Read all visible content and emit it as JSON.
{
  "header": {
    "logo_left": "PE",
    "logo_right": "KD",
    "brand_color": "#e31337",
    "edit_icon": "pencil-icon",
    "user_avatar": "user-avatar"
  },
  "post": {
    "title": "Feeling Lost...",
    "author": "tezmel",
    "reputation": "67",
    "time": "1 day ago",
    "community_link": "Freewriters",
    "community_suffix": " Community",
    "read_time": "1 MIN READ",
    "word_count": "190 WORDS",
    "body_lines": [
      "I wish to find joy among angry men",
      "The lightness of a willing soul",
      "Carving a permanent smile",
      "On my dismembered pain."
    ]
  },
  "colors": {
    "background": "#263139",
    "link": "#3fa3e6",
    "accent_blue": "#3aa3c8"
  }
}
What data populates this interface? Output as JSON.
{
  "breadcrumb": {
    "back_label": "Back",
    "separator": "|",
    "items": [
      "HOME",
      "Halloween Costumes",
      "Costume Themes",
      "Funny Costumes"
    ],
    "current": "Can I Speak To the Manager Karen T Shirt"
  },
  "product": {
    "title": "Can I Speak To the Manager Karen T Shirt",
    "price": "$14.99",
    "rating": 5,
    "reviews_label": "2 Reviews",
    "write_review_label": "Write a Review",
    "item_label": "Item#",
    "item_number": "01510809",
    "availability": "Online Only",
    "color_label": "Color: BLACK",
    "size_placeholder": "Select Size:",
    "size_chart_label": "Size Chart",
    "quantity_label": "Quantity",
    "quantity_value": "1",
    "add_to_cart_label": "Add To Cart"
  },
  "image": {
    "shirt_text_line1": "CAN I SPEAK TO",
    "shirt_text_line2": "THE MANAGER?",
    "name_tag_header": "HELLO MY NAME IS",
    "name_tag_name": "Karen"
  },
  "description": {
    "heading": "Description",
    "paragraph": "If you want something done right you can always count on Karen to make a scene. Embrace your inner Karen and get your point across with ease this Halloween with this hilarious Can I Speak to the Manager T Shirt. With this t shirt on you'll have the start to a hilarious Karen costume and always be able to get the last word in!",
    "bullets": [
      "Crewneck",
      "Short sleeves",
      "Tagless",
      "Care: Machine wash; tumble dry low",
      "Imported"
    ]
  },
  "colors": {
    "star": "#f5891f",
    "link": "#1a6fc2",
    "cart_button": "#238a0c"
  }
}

···

(SET PROBLEM):
Using the data above, repeat every line exactly.

(EXERCISE ANSWER):
Read all visible content and emit it as JSON.
{
  "header": {
    "logo_left": "PE",
    "logo_right": "KD",
    "brand_color": "#e31337",
    "edit_icon": "pencil-icon",
    "user_avatar": "user-avatar"
  },
  "post": {
    "title": "Feeling Lost...",
    "author": "tezmel",
    "reputation": "67",
    "time": "1 day ago",
    "community_link": "Freewriters",
    "community_suffix": " Community",
    "read_time": "1 MIN READ",
    "word_count": "190 WORDS",
    "body_lines": [
      "I wish to find joy among angry men",
      "The lightness of a willing soul",
      "Carving a permanent smile",
      "On my dismembered pain."
    ]
  },
  "colors": {
    "background": "#263139",
    "link": "#3fa3e6",
    "accent_blue": "#3aa3c8"
  }
}
What data populates this interface? Output as JSON.
{
  "breadcrumb": {
    "back_label": "Back",
    "separator": "|",
    "items": [
      "HOME",
      "Halloween Costumes",
      "Costume Themes",
      "Funny Costumes"
    ],
    "current": "Can I Speak To the Manager Karen T Shirt"
  },
  "product": {
    "title": "Can I Speak To the Manager Karen T Shirt",
    "price": "$14.99",
    "rating": 5,
    "reviews_label": "2 Reviews",
    "write_review_label": "Write a Review",
    "item_label": "Item#",
    "item_number": "01510809",
    "availability": "Online Only",
    "color_label": "Color: BLACK",
    "size_placeholder": "Select Size:",
    "size_chart_label": "Size Chart",
    "quantity_label": "Quantity",
    "quantity_value": "1",
    "add_to_cart_label": "Add To Cart"
  },
  "image": {
    "shirt_text_line1": "CAN I SPEAK TO",
    "shirt_text_line2": "THE MANAGER?",
    "name_tag_header": "HELLO MY NAME IS",
    "name_tag_name": "Karen"
  },
  "description": {
    "heading": "Description",
    "paragraph": "If you want something done right you can always count on Karen to make a scene. Embrace your inner Karen and get your point across with ease this Halloween with this hilarious Can I Speak to the Manager T Shirt. With this t shirt on you'll have the start to a hilarious Karen costume and always be able to get the last word in!",
    "bullets": [
      "Crewneck",
      "Short sleeves",
      "Tagless",
      "Care: Machine wash; tumble dry low",
      "Imported"
    ]
  },
  "colors": {
    "star": "#f5891f",
    "link": "#1a6fc2",
    "cart_button": "#238a0c"
  }
}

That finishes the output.